* [Exercise aim]:
Can you print the data exactly and leave out each image?

━━━ Material ━━━

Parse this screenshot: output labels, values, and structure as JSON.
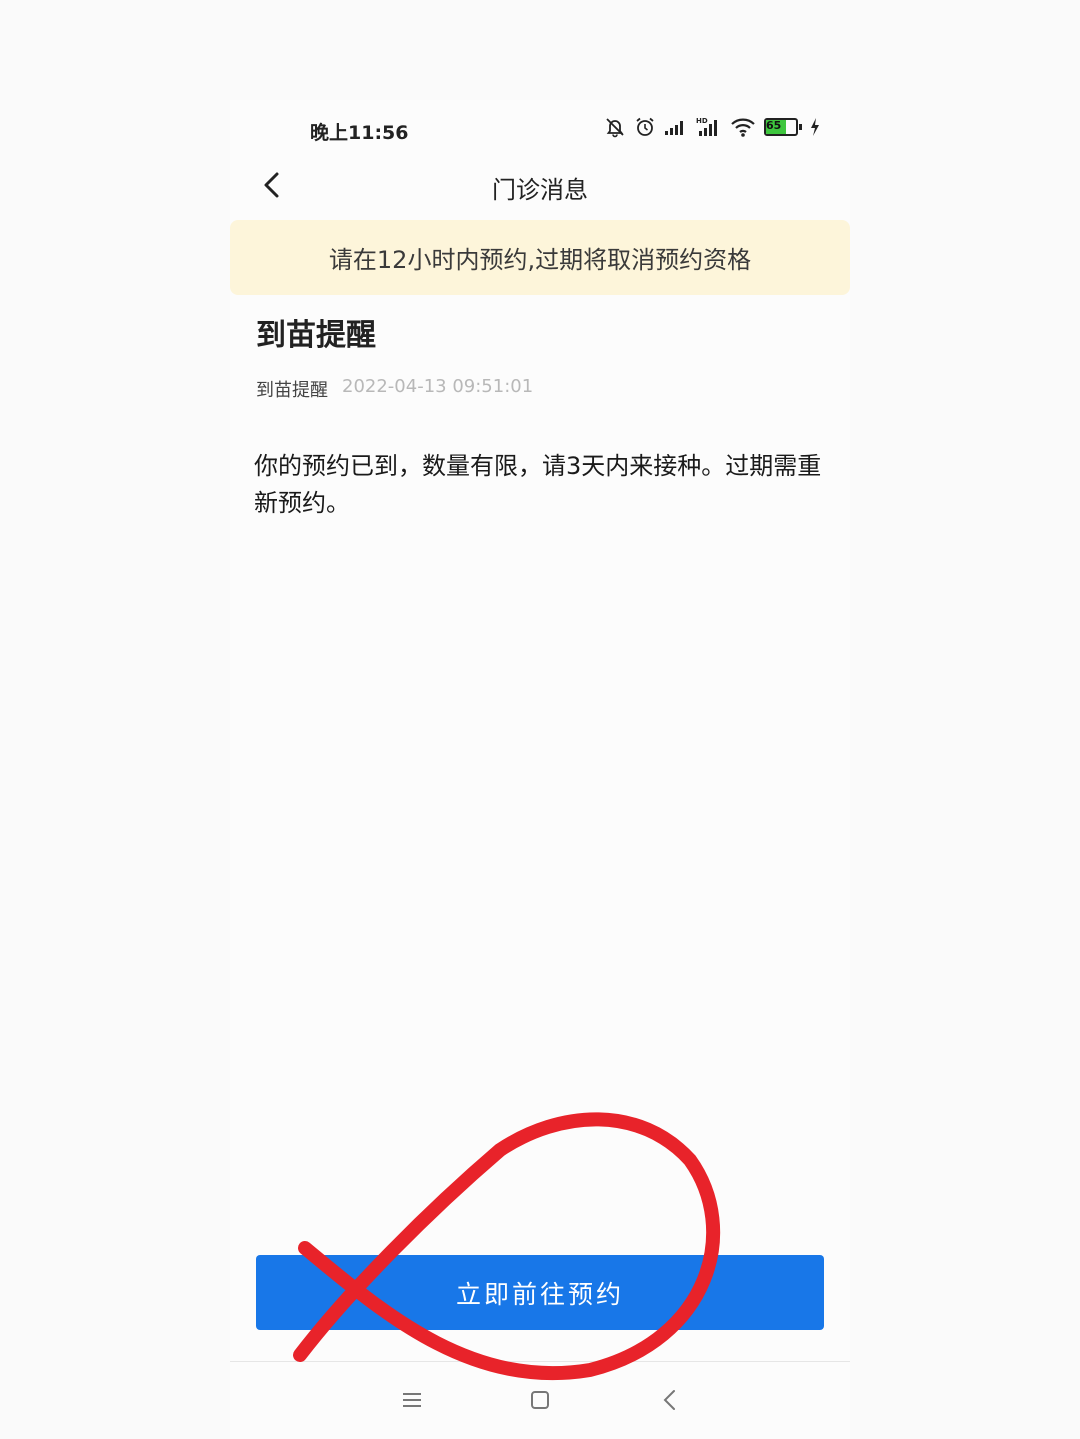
{
  "status_bar": {
    "time": "晚上11:56",
    "battery_level": "65",
    "battery_percent": 65,
    "icons": [
      "bell-off-icon",
      "alarm-icon",
      "signal-icon",
      "hd-signal-icon",
      "wifi-icon",
      "battery-icon",
      "charging-icon"
    ]
  },
  "header": {
    "title": "门诊消息"
  },
  "notice": {
    "text": "请在12小时内预约,过期将取消预约资格"
  },
  "message": {
    "title": "到苗提醒",
    "sender": "到苗提醒",
    "timestamp": "2022-04-13 09:51:01",
    "body": "你的预约已到，数量有限，请3天内来接种。过期需重新预约。"
  },
  "action": {
    "button_label": "立即前往预约"
  },
  "colors": {
    "primary": "#1877e8",
    "notice_bg": "#fdf5da",
    "annotation": "#e8232a",
    "battery": "#3ec63e"
  }
}
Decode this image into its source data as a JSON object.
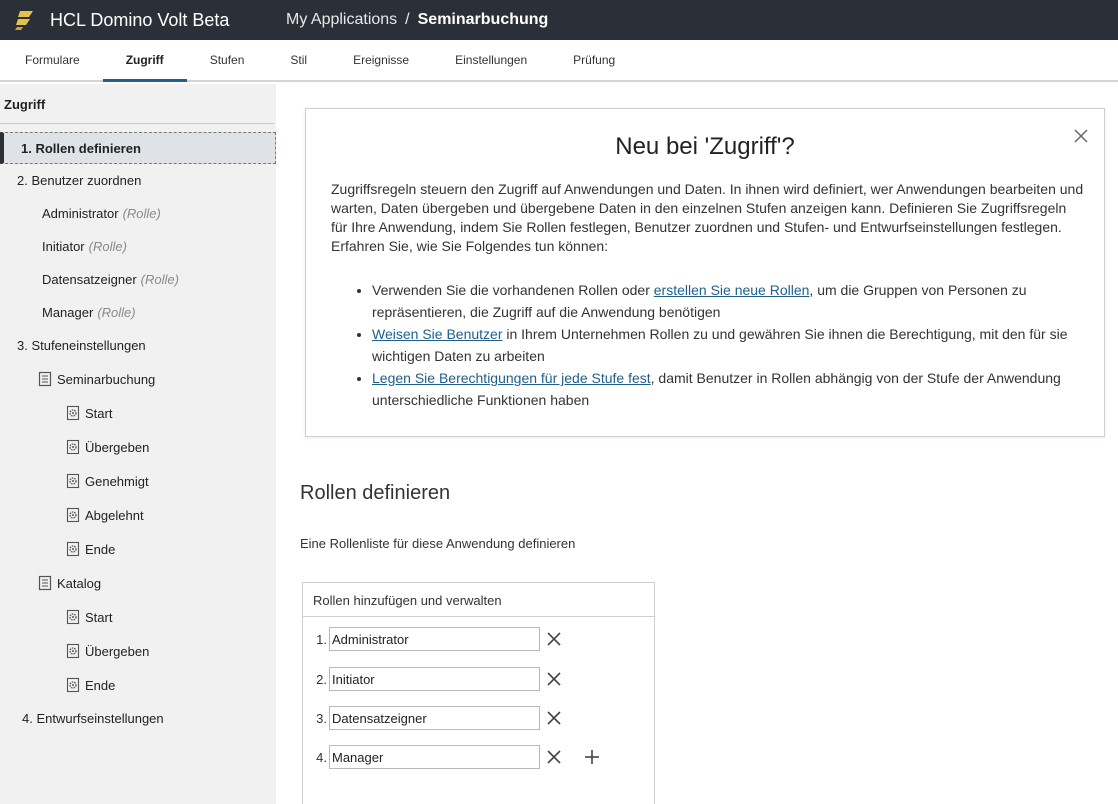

━━━

* [Completed task]:
Parse this screenshot: output labels, values, and structure as JSON.
{
  "status_bar": {
    "time": "晚上11:56",
    "battery_level": "65",
    "battery_percent": 65,
    "icons": [
      "bell-off-icon",
      "alarm-icon",
      "signal-icon",
      "hd-signal-icon",
      "wifi-icon",
      "battery-icon",
      "charging-icon"
    ]
  },
  "header": {
    "title": "门诊消息"
  },
  "notice": {
    "text": "请在12小时内预约,过期将取消预约资格"
  },
  "message": {
    "title": "到苗提醒",
    "sender": "到苗提醒",
    "timestamp": "2022-04-13 09:51:01",
    "body": "你的预约已到，数量有限，请3天内来接种。过期需重新预约。"
  },
  "action": {
    "button_label": "立即前往预约"
  },
  "colors": {
    "primary": "#1877e8",
    "notice_bg": "#fdf5da",
    "annotation": "#e8232a",
    "battery": "#3ec63e"
  }
}
Decode this image into its source data as a JSON object.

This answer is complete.